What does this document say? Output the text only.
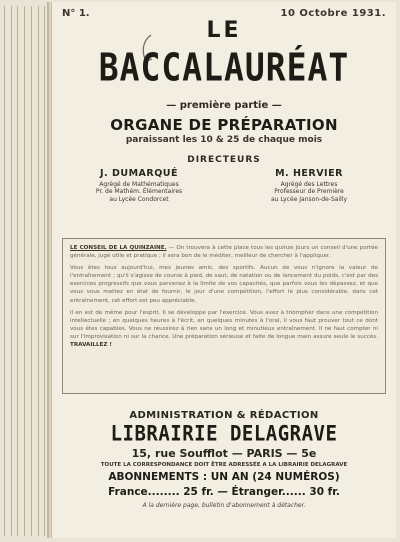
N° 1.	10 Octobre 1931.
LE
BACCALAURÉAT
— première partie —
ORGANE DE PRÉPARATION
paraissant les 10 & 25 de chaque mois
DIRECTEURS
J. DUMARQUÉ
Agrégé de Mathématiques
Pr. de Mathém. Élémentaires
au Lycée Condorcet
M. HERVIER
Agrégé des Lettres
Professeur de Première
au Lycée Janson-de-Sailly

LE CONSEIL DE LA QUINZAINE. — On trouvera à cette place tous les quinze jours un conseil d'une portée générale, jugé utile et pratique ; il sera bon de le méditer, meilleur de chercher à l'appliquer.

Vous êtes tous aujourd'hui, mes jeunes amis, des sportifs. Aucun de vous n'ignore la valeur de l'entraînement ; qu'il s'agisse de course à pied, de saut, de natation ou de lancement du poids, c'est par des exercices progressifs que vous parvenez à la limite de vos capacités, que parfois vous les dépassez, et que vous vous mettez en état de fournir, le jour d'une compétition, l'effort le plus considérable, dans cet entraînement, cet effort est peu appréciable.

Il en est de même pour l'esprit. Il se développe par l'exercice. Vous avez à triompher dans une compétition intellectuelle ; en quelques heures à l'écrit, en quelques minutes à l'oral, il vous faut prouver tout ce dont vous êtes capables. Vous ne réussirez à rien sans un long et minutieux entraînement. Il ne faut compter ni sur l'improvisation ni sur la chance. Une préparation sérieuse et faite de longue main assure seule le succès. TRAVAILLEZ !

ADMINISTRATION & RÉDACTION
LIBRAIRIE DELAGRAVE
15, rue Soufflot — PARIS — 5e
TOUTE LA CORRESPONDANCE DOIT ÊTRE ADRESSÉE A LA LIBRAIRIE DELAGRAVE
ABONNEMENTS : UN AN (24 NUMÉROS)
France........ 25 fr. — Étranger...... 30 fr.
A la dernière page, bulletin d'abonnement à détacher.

----------------------------------------

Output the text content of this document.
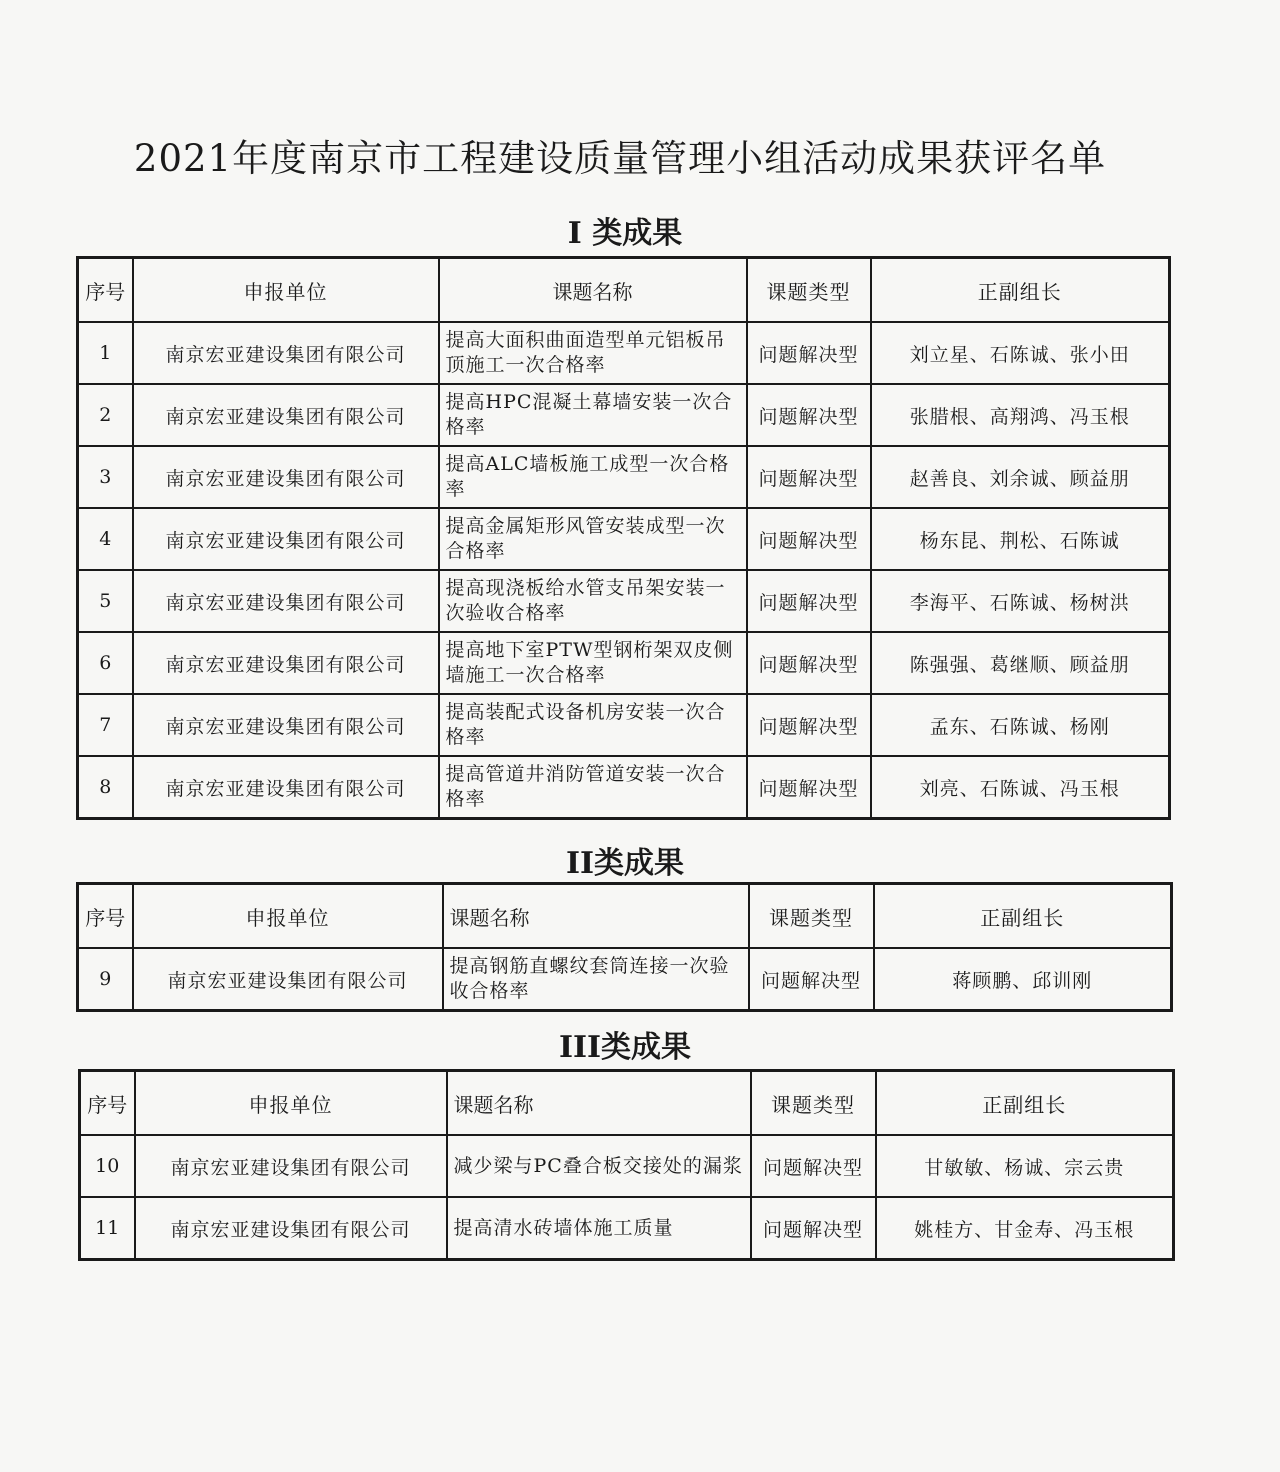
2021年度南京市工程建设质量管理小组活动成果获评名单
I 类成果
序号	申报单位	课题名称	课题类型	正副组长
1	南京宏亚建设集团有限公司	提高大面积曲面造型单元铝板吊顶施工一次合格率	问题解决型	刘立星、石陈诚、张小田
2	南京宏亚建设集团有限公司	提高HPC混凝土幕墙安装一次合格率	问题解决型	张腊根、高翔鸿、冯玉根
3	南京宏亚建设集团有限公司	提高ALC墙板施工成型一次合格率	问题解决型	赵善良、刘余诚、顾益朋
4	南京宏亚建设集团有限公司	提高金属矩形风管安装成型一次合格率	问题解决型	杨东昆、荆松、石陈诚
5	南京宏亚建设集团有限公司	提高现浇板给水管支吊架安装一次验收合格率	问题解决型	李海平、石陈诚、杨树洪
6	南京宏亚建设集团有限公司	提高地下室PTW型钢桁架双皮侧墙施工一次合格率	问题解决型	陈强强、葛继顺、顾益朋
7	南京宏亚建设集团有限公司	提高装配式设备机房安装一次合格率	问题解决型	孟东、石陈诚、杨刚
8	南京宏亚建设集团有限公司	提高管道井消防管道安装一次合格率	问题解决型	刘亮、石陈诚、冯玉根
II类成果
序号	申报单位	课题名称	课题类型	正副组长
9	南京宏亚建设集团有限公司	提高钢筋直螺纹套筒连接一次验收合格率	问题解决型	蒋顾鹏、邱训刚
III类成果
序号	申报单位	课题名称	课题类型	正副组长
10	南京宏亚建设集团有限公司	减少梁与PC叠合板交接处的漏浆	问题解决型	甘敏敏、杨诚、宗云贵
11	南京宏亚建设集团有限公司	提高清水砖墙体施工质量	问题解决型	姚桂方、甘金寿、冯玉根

----------------------------------------

TASK
Check each line of these records for the string "DELAGRAVE" and state only how many lines have it.

RIGHT ANSWER
2